List the lines of this listing that hold the word "value".
>> Begin RECORDS FOR THIS EXERCISE
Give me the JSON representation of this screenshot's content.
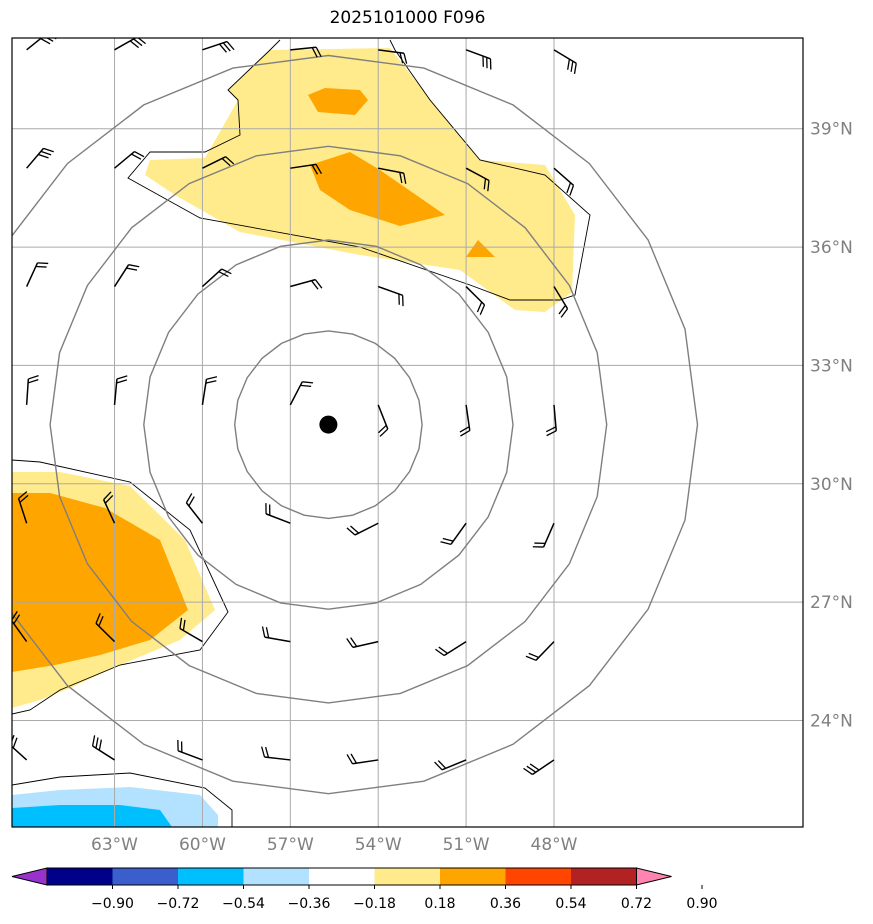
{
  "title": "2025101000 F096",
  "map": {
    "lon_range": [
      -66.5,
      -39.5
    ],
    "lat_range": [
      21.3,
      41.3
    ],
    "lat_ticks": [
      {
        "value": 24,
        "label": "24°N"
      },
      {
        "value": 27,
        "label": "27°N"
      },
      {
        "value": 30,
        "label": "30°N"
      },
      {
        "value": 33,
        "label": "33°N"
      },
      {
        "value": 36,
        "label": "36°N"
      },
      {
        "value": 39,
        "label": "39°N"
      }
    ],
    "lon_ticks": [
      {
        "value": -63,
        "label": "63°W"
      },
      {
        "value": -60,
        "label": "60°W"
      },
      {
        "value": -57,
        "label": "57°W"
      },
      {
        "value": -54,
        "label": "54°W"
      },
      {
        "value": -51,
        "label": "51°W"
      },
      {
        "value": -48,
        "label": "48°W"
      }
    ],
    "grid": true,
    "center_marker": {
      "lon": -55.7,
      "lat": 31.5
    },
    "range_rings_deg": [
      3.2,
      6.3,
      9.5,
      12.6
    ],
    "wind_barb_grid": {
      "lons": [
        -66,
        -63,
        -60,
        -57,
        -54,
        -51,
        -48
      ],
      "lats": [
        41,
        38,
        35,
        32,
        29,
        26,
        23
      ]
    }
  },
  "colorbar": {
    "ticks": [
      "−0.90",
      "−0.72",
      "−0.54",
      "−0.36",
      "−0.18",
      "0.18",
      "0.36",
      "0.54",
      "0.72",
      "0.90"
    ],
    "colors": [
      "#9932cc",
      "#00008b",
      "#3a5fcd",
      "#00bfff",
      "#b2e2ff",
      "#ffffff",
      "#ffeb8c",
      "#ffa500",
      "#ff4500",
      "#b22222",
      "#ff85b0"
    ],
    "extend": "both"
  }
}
>> End RECORDS FOR THIS EXERCISE
*SOLUTION TO THIS PROBLEM:*
        "value": 24,
        "value": 27,
        "value": 30,
        "value": 33,
        "value": 36,
        "value": 39,
        "value": -63,
        "value": -60,
        "value": -57,
        "value": -54,
        "value": -51,
        "value": -48,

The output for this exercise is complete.